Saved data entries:
----

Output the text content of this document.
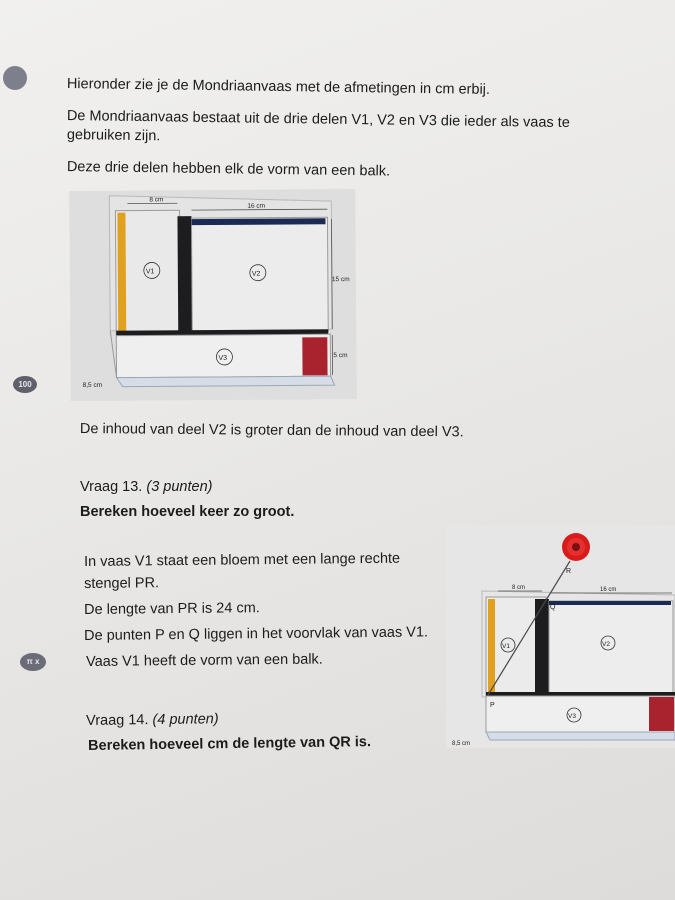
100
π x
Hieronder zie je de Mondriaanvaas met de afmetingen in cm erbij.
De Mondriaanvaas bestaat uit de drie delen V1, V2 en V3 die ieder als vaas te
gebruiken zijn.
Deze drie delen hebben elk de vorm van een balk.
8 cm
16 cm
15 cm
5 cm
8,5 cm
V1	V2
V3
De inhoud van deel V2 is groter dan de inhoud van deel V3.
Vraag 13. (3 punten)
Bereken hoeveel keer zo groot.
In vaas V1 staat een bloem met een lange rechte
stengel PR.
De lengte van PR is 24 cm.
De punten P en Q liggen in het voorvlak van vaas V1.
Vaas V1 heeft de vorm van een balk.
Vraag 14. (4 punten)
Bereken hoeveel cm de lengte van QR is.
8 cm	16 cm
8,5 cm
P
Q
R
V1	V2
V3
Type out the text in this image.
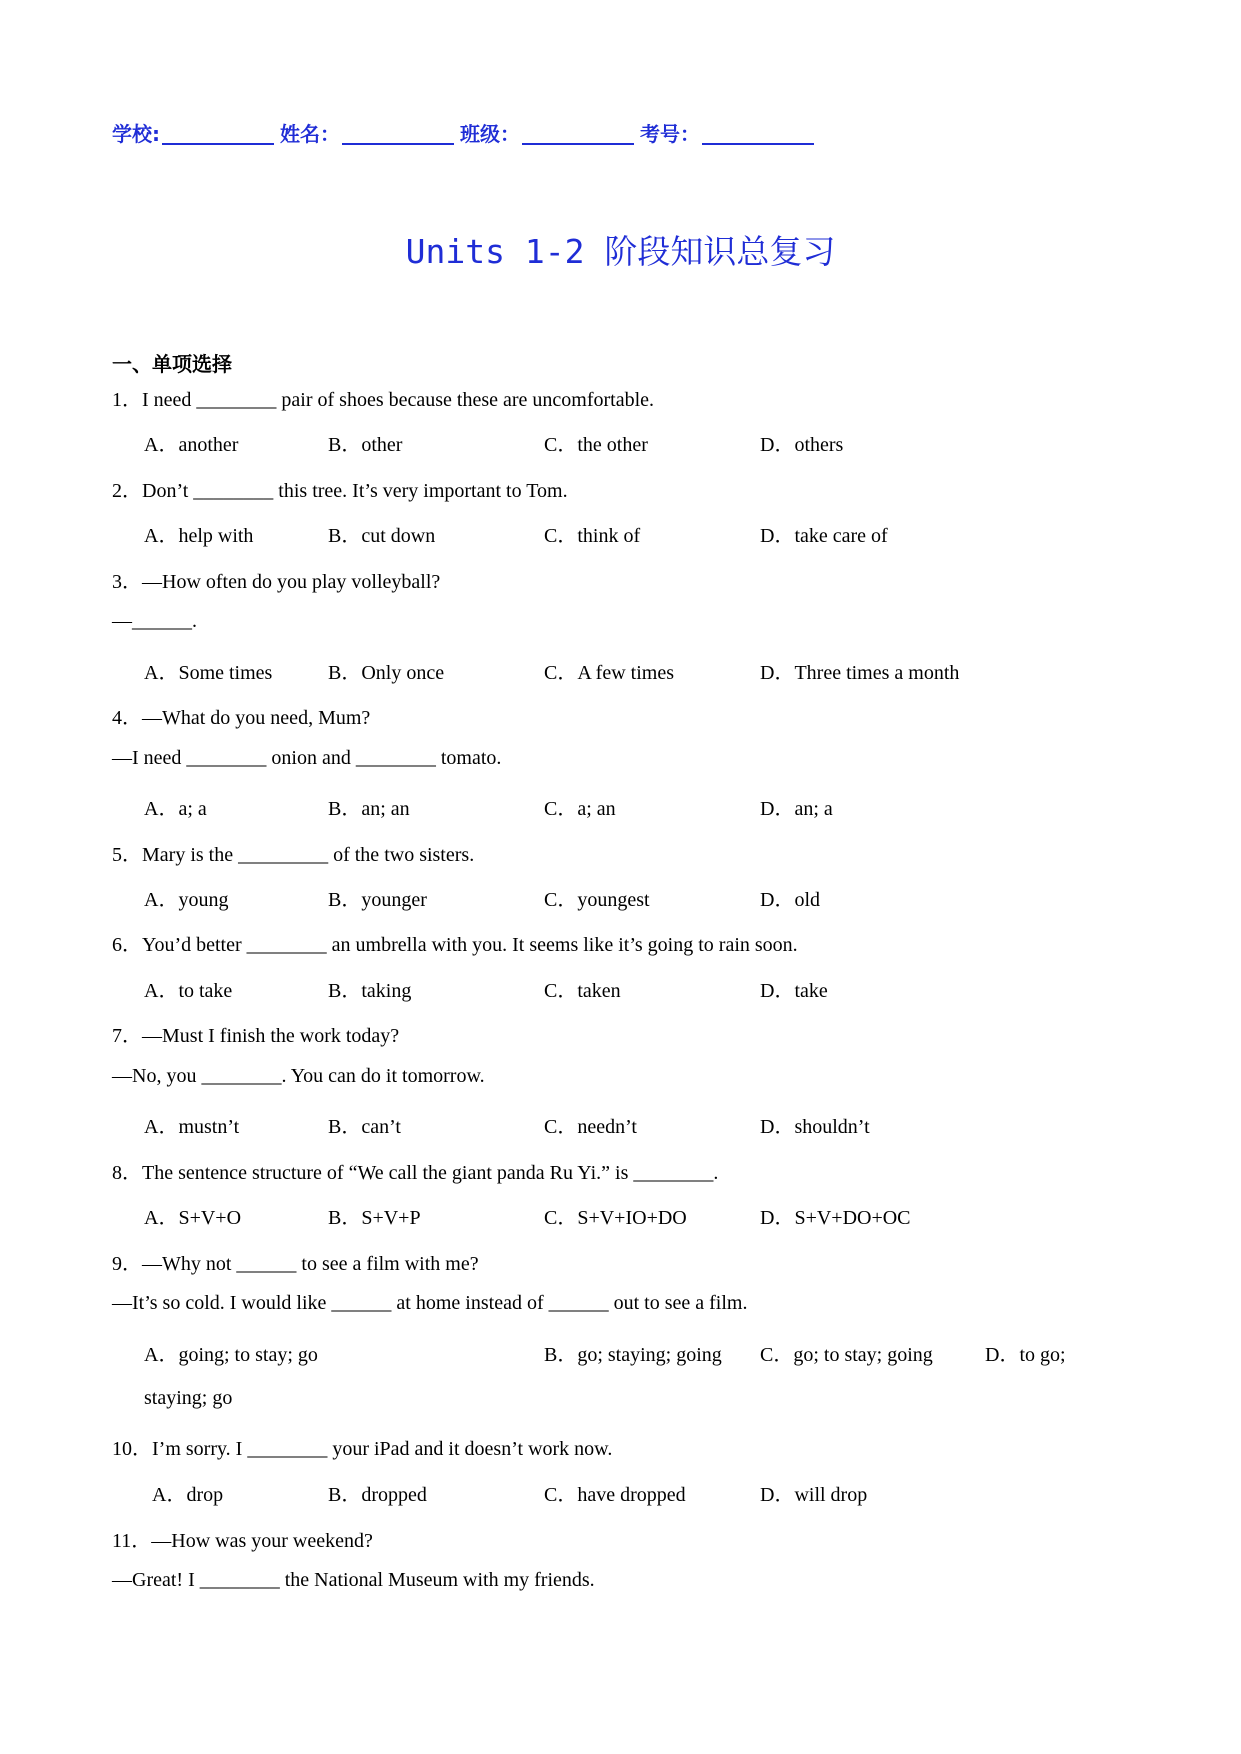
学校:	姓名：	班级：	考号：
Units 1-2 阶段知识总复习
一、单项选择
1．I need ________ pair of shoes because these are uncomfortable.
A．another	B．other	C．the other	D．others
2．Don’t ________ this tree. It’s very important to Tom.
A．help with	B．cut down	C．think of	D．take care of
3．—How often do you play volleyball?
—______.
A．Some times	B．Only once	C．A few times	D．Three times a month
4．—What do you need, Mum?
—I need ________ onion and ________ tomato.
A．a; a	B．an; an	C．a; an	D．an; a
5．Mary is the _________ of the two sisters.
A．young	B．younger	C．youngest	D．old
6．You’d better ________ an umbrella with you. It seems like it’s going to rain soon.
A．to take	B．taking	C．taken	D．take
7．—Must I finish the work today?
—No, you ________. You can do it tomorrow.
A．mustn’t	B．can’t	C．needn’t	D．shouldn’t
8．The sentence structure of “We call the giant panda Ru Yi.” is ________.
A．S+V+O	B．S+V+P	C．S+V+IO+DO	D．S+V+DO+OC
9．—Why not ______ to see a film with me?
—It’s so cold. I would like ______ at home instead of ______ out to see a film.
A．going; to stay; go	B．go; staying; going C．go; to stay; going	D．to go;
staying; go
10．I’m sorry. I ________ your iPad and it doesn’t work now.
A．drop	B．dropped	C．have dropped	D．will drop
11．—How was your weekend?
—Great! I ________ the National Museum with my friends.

----

Without the pictures, write out every entry precisely as it appears.

Output the text content of this document.
100
π x
Hieronder zie je de Mondriaanvaas met de afmetingen in cm erbij.
De Mondriaanvaas bestaat uit de drie delen V1, V2 en V3 die ieder als vaas te
gebruiken zijn.
Deze drie delen hebben elk de vorm van een balk.
8 cm
16 cm
15 cm
5 cm
8,5 cm
V1	V2
V3
De inhoud van deel V2 is groter dan de inhoud van deel V3.
Vraag 13. (3 punten)
Bereken hoeveel keer zo groot.
In vaas V1 staat een bloem met een lange rechte
stengel PR.
De lengte van PR is 24 cm.
De punten P en Q liggen in het voorvlak van vaas V1.
Vaas V1 heeft de vorm van een balk.
Vraag 14. (4 punten)
Bereken hoeveel cm de lengte van QR is.
8 cm	16 cm
8,5 cm
P
Q
R
V1	V2
V3
Type out the text in this image.
学校:	姓名：	班级：	考号：
Units 1-2 阶段知识总复习
一、单项选择
1．I need ________ pair of shoes because these are uncomfortable.
A．another	B．other	C．the other	D．others
2．Don’t ________ this tree. It’s very important to Tom.
A．help with	B．cut down	C．think of	D．take care of
3．—How often do you play volleyball?
—______.
A．Some times	B．Only once	C．A few times	D．Three times a month
4．—What do you need, Mum?
—I need ________ onion and ________ tomato.
A．a; a	B．an; an	C．a; an	D．an; a
5．Mary is the _________ of the two sisters.
A．young	B．younger	C．youngest	D．old
6．You’d better ________ an umbrella with you. It seems like it’s going to rain soon.
A．to take	B．taking	C．taken	D．take
7．—Must I finish the work today?
—No, you ________. You can do it tomorrow.
A．mustn’t	B．can’t	C．needn’t	D．shouldn’t
8．The sentence structure of “We call the giant panda Ru Yi.” is ________.
A．S+V+O	B．S+V+P	C．S+V+IO+DO	D．S+V+DO+OC
9．—Why not ______ to see a film with me?
—It’s so cold. I would like ______ at home instead of ______ out to see a film.
A．going; to stay; go	B．go; staying; going C．go; to stay; going	D．to go;
staying; go
10．I’m sorry. I ________ your iPad and it doesn’t work now.
A．drop	B．dropped	C．have dropped	D．will drop
11．—How was your weekend?
—Great! I ________ the National Museum with my friends.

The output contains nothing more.